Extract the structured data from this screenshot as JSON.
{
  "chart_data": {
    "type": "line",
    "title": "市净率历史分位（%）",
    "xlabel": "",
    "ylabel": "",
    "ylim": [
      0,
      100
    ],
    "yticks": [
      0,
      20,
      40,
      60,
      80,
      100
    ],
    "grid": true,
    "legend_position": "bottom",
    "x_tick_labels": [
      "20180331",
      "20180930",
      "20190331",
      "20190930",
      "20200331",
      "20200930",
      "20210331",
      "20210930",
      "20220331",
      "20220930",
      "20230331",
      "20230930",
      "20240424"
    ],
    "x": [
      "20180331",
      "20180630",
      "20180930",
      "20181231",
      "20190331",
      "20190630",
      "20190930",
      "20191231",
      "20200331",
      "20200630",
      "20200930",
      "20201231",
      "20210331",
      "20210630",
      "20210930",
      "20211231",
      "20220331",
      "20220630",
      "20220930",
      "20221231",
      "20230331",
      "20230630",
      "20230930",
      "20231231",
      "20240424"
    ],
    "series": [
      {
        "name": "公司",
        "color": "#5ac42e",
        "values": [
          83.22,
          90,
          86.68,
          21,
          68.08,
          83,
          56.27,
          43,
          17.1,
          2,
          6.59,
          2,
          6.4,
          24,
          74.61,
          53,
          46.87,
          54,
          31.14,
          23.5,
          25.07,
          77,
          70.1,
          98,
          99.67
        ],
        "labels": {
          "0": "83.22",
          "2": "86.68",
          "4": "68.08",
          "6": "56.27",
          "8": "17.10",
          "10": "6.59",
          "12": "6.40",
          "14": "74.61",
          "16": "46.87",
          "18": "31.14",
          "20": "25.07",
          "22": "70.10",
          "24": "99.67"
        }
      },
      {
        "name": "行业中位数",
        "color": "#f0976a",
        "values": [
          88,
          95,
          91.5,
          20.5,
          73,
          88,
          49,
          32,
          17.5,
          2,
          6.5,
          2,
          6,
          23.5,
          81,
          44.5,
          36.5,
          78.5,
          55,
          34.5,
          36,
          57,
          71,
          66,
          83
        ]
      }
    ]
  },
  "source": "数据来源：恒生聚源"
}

•••••

What is asked
Retype every entry word for word.

Full output
Extract the structured data from this screenshot as JSON.
{
  "chart_data": {
    "type": "line",
    "title": "市净率历史分位（%）",
    "xlabel": "",
    "ylabel": "",
    "ylim": [
      0,
      100
    ],
    "yticks": [
      0,
      20,
      40,
      60,
      80,
      100
    ],
    "grid": true,
    "legend_position": "bottom",
    "x_tick_labels": [
      "20180331",
      "20180930",
      "20190331",
      "20190930",
      "20200331",
      "20200930",
      "20210331",
      "20210930",
      "20220331",
      "20220930",
      "20230331",
      "20230930",
      "20240424"
    ],
    "x": [
      "20180331",
      "20180630",
      "20180930",
      "20181231",
      "20190331",
      "20190630",
      "20190930",
      "20191231",
      "20200331",
      "20200630",
      "20200930",
      "20201231",
      "20210331",
      "20210630",
      "20210930",
      "20211231",
      "20220331",
      "20220630",
      "20220930",
      "20221231",
      "20230331",
      "20230630",
      "20230930",
      "20231231",
      "20240424"
    ],
    "series": [
      {
        "name": "公司",
        "color": "#5ac42e",
        "values": [
          83.22,
          90,
          86.68,
          21,
          68.08,
          83,
          56.27,
          43,
          17.1,
          2,
          6.59,
          2,
          6.4,
          24,
          74.61,
          53,
          46.87,
          54,
          31.14,
          23.5,
          25.07,
          77,
          70.1,
          98,
          99.67
        ],
        "labels": {
          "0": "83.22",
          "2": "86.68",
          "4": "68.08",
          "6": "56.27",
          "8": "17.10",
          "10": "6.59",
          "12": "6.40",
          "14": "74.61",
          "16": "46.87",
          "18": "31.14",
          "20": "25.07",
          "22": "70.10",
          "24": "99.67"
        }
      },
      {
        "name": "行业中位数",
        "color": "#f0976a",
        "values": [
          88,
          95,
          91.5,
          20.5,
          73,
          88,
          49,
          32,
          17.5,
          2,
          6.5,
          2,
          6,
          23.5,
          81,
          44.5,
          36.5,
          78.5,
          55,
          34.5,
          36,
          57,
          71,
          66,
          83
        ]
      }
    ]
  },
  "source": "数据来源：恒生聚源"
}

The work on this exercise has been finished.